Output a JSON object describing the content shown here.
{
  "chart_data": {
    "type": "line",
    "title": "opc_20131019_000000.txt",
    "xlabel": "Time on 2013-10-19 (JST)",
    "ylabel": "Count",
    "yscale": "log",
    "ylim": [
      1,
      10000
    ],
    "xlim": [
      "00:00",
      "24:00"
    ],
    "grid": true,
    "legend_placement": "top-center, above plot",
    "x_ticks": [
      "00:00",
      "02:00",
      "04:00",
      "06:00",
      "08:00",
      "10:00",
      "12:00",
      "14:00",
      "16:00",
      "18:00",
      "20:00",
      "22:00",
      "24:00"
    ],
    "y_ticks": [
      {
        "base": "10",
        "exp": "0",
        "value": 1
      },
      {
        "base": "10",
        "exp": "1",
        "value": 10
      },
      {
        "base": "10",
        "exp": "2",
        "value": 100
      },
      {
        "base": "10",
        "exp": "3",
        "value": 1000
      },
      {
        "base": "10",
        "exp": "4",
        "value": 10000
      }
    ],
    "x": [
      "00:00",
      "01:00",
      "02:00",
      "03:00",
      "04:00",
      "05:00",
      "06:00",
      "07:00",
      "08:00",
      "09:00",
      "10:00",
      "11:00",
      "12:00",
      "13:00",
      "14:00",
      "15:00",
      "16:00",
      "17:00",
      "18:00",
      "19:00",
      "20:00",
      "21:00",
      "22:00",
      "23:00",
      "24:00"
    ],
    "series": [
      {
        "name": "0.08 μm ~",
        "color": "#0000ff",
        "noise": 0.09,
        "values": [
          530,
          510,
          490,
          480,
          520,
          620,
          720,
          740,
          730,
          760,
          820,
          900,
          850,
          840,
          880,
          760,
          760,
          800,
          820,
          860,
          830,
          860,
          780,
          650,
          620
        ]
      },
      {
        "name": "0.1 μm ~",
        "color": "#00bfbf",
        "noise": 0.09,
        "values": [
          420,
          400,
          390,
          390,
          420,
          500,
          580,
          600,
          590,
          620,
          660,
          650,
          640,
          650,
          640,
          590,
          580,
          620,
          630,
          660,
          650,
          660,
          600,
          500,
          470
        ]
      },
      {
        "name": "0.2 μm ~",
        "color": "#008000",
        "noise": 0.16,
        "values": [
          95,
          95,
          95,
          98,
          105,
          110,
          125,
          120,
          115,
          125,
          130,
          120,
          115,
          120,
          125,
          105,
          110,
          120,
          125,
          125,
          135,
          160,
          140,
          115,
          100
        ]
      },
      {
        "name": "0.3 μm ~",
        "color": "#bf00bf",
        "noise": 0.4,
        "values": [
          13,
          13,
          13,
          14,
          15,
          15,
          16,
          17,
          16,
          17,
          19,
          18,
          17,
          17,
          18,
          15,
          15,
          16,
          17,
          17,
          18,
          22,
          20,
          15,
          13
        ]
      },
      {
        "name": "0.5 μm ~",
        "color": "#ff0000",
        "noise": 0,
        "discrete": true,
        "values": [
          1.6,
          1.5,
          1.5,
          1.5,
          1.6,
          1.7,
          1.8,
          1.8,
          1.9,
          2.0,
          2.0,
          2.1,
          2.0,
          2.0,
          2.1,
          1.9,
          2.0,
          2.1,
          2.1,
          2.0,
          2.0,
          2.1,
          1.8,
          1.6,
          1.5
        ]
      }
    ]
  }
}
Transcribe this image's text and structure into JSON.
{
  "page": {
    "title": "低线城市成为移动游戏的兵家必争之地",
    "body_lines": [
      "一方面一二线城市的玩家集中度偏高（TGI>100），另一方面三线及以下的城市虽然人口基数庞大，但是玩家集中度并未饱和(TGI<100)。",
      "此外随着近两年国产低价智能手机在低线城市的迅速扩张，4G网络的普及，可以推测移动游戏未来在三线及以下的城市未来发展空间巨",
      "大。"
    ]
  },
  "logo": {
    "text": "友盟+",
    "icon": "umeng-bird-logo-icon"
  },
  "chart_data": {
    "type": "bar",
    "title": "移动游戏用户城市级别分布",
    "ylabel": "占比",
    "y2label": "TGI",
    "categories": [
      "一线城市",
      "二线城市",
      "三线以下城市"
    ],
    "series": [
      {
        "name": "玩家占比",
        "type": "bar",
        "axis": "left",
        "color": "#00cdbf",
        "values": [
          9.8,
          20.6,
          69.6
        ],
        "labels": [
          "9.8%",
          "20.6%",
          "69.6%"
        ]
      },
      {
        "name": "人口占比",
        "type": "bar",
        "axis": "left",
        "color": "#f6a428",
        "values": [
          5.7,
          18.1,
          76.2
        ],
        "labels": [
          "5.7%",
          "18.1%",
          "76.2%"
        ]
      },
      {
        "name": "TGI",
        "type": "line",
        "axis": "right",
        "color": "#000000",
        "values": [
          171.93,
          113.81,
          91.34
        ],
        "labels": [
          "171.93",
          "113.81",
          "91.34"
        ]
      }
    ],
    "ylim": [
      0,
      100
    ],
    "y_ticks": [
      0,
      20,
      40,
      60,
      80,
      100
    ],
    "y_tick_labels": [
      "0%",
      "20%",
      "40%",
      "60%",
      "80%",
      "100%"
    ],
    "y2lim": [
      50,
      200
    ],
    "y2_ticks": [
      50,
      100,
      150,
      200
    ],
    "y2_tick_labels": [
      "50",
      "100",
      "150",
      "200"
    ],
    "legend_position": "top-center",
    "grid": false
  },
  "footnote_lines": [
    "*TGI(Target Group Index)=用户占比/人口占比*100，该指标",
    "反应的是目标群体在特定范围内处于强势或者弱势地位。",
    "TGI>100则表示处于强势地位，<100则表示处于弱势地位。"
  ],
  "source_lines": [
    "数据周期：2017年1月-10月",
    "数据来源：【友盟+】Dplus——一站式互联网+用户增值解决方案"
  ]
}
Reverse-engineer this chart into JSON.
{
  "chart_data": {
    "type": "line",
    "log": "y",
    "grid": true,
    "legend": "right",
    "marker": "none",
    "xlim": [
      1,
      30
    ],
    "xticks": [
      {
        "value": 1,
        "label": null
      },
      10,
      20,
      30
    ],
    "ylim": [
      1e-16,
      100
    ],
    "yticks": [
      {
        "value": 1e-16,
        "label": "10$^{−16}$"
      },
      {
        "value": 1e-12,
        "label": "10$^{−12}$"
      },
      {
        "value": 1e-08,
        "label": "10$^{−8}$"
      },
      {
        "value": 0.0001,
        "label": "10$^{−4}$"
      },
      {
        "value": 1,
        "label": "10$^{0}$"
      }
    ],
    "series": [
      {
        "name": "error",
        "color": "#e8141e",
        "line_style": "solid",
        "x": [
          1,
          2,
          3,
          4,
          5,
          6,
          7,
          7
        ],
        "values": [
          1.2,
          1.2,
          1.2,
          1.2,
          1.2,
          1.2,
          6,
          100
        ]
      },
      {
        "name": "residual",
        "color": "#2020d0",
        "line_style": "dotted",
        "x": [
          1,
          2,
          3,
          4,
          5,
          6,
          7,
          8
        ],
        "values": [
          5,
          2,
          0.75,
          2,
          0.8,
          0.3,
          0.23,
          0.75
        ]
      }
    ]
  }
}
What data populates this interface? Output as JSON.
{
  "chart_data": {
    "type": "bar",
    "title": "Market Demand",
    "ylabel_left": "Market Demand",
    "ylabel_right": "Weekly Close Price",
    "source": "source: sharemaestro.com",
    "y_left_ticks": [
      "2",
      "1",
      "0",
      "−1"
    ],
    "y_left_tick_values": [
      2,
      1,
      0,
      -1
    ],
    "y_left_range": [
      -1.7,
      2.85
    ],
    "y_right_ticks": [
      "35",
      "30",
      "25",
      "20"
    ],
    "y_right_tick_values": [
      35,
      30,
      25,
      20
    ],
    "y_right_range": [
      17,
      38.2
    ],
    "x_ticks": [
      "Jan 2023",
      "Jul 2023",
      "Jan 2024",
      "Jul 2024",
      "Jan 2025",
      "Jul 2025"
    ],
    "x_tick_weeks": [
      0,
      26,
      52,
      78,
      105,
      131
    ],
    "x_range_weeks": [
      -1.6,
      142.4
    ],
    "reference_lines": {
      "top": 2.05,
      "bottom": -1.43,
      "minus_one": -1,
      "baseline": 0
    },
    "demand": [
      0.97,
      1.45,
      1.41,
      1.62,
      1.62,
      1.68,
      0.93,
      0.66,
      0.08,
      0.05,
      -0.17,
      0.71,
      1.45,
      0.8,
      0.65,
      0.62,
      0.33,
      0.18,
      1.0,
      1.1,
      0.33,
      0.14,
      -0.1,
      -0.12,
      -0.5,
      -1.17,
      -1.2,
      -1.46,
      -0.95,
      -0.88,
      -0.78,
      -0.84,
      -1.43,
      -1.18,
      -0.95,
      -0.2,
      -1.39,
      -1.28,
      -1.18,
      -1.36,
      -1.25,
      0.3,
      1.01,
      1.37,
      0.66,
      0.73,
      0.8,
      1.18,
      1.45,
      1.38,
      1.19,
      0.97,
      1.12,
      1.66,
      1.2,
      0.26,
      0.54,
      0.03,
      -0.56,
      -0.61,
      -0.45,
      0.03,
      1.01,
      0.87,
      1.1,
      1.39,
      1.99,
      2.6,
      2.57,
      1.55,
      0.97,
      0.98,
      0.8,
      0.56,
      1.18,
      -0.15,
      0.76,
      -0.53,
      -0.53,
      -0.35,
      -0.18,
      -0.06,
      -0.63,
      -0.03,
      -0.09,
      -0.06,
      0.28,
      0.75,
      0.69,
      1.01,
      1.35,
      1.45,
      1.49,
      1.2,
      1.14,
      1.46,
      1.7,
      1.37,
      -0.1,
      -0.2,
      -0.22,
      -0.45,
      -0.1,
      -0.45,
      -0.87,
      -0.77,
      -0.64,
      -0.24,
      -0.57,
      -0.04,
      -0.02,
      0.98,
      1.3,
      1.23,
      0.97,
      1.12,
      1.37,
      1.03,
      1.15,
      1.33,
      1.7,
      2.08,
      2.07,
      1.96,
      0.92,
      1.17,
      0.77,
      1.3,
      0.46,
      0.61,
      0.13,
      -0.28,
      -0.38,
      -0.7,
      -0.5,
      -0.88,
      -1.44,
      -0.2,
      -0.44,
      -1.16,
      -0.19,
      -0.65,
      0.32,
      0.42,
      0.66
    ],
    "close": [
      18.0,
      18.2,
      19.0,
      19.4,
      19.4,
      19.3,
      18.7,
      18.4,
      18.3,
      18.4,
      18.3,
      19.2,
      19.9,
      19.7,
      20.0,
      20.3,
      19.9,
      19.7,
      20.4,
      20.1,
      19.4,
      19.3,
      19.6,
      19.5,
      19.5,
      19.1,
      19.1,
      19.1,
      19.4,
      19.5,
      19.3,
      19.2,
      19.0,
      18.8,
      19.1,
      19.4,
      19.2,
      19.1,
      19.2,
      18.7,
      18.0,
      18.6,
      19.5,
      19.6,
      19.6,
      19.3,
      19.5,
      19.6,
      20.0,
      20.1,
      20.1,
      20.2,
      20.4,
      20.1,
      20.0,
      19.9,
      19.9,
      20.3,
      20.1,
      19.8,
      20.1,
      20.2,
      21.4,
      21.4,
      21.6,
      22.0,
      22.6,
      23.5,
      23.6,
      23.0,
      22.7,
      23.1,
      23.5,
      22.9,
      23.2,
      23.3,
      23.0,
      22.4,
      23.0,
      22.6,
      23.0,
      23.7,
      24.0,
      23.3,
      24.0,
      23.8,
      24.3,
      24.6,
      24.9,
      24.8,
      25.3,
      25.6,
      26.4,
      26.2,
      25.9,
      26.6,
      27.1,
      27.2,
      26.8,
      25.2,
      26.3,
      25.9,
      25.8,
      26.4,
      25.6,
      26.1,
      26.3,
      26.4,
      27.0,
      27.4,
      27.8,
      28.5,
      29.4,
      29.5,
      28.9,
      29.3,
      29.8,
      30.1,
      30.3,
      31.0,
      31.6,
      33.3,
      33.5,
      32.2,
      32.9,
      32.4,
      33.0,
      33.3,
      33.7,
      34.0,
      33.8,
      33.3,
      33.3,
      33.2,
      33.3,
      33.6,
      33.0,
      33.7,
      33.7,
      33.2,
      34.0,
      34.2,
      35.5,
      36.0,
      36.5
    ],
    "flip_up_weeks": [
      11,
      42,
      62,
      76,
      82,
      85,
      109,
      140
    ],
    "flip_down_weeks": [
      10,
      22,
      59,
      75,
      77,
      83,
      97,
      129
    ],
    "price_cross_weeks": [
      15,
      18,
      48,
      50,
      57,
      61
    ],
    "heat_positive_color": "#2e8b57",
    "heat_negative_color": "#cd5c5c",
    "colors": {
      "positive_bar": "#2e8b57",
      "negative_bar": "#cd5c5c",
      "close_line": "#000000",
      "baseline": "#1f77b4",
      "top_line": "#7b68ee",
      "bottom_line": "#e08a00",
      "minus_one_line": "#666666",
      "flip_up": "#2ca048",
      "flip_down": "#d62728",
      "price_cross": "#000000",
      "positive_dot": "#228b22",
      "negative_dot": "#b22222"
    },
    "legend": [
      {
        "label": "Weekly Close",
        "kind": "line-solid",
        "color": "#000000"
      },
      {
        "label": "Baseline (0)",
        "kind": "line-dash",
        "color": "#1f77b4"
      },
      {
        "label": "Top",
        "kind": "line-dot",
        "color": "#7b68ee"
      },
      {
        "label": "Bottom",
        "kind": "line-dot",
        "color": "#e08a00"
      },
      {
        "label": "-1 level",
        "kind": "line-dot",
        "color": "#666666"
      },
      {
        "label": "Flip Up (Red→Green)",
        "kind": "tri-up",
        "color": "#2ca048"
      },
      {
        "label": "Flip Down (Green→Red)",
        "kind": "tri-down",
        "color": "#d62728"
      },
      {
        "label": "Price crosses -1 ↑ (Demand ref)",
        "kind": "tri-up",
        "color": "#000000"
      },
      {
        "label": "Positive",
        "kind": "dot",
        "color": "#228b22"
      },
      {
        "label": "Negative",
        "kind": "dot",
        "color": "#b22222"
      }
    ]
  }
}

--- Do this ---
Ascertain the number of lines in the entries that include the word "Green", and report only that number.

--- Finished exercise ---
2